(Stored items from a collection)
■ ■ ■ ■ ■
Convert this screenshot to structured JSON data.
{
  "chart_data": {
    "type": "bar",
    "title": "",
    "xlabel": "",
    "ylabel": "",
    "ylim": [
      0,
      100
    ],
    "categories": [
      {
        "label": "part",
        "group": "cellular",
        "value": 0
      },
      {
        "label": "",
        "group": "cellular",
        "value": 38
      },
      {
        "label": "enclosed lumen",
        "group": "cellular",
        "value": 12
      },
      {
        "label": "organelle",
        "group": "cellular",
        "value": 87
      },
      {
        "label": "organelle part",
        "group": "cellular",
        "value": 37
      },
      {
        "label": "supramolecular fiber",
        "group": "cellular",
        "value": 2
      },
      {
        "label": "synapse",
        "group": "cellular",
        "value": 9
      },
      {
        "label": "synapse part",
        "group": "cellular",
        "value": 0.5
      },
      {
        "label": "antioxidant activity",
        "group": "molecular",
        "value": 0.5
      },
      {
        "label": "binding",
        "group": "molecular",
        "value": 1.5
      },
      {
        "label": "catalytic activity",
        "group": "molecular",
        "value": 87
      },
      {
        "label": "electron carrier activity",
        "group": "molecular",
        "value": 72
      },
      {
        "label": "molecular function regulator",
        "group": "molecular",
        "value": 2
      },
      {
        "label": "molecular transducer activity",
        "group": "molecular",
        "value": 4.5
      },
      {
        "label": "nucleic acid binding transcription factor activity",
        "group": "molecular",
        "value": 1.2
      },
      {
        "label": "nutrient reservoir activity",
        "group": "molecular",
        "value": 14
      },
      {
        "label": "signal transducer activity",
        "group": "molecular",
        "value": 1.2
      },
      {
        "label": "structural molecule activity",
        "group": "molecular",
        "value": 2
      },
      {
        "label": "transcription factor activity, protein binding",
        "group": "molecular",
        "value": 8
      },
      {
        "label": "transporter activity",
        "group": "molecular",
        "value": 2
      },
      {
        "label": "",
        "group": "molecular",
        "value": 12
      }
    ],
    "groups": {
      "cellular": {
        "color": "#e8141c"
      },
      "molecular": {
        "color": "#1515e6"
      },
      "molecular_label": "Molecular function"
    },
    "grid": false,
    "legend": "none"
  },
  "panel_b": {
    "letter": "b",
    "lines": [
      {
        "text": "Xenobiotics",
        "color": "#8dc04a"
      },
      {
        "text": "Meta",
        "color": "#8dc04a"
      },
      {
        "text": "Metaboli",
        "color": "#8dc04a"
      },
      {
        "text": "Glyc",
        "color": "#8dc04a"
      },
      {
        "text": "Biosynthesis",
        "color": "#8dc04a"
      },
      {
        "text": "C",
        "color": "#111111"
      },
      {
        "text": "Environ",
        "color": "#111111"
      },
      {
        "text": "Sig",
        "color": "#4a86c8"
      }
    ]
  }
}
■ ■ ■ ■ ■
**Task to complete:** Using the records above, copy each line that contains "factor".

**Answer area:**
        "label": "nucleic acid binding transcription factor activity",
        "label": "transcription factor activity, protein binding",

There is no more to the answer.